» **Problem description**:
Find the string "information" and gather every line that holds it.

» **Dataset entries**:
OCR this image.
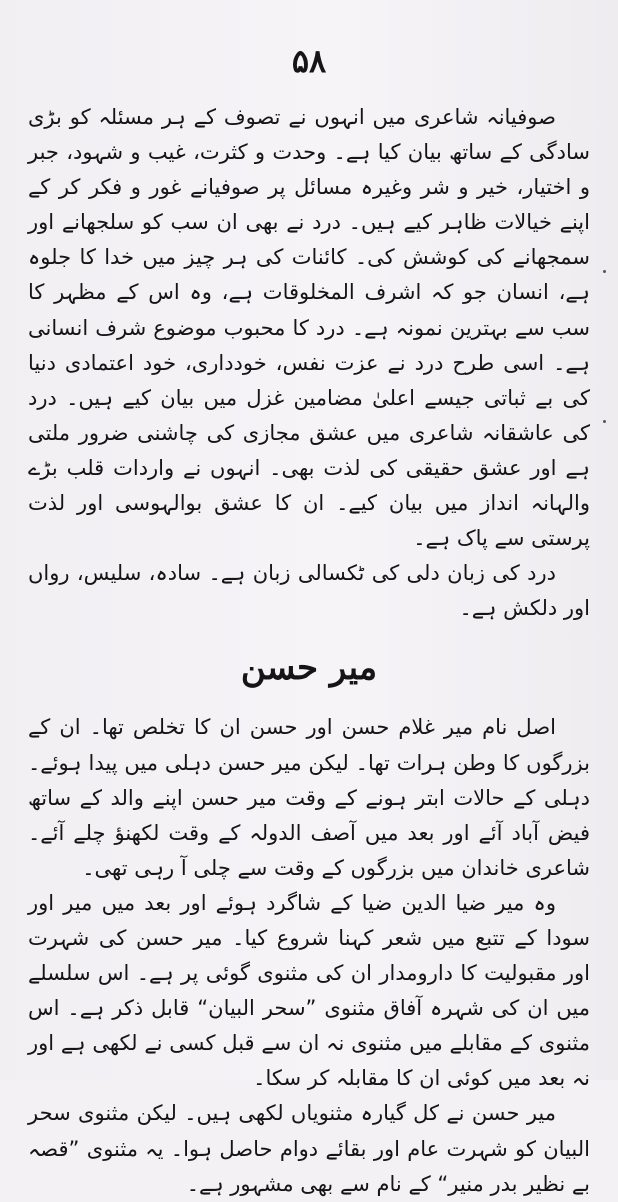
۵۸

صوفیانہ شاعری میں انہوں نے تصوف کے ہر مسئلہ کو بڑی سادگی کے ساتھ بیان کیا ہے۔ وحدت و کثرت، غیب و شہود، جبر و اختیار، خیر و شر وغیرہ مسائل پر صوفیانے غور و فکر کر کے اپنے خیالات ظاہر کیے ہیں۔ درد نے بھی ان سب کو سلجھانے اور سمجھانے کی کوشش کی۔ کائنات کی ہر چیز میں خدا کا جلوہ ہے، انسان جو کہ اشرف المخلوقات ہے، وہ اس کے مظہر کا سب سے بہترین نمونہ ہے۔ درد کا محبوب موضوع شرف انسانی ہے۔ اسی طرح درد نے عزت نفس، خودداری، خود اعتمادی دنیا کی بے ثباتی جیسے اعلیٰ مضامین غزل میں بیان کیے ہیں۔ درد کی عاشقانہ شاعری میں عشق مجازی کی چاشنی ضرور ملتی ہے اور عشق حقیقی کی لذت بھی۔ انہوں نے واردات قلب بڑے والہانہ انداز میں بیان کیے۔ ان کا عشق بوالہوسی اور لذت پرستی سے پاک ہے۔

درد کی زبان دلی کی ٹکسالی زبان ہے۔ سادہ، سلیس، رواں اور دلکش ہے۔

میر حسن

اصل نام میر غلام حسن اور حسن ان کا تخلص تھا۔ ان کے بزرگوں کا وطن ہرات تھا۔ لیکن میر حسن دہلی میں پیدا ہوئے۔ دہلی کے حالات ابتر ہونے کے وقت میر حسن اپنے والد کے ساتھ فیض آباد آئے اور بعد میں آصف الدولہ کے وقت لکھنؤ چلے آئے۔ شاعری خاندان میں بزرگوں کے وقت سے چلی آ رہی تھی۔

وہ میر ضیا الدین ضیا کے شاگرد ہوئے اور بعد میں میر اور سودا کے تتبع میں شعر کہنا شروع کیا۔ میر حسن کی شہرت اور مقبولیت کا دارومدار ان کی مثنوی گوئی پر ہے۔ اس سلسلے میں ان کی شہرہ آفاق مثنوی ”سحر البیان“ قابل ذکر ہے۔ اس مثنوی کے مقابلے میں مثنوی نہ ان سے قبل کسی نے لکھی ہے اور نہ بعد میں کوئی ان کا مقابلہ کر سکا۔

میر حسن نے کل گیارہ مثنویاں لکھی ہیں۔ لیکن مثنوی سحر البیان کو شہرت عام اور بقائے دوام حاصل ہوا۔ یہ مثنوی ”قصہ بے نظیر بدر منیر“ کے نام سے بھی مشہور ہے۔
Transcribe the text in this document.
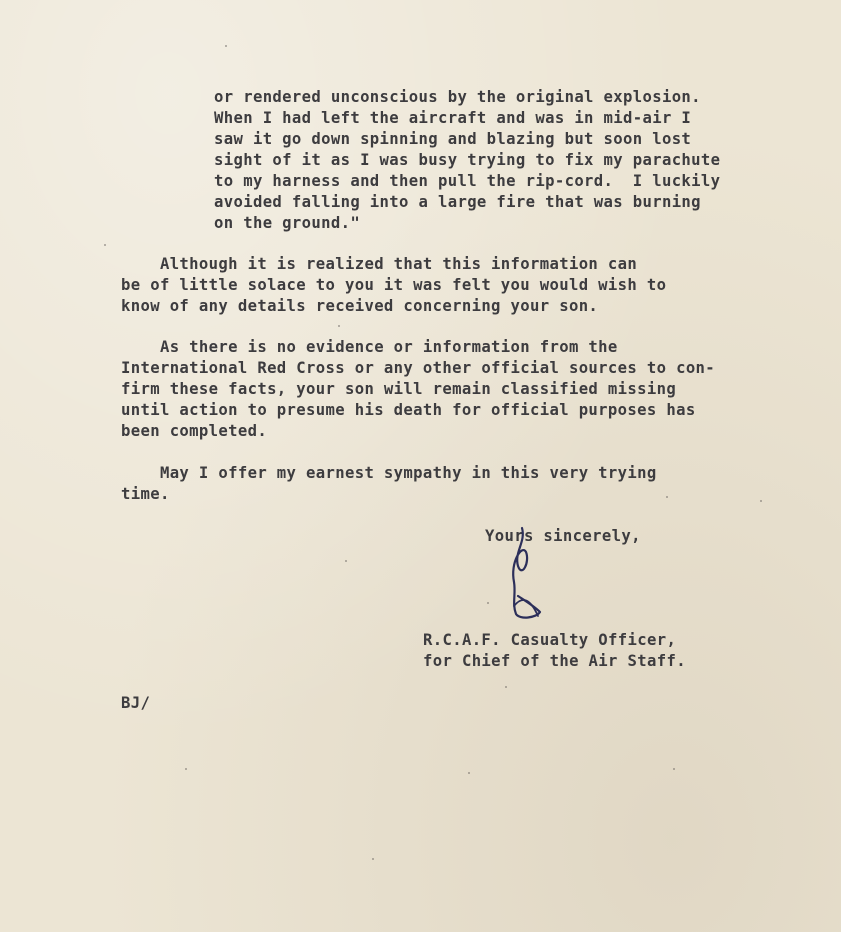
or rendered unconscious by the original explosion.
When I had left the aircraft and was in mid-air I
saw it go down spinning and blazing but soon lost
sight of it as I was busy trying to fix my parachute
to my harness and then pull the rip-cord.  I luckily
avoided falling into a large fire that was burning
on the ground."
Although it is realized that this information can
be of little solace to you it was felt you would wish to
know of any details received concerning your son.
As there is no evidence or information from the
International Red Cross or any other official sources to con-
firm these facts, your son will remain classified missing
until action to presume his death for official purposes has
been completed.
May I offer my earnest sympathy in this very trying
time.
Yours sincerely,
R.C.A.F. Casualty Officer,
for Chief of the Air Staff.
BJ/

» **Response**:
Although it is realized that this information can
As there is no evidence or information from the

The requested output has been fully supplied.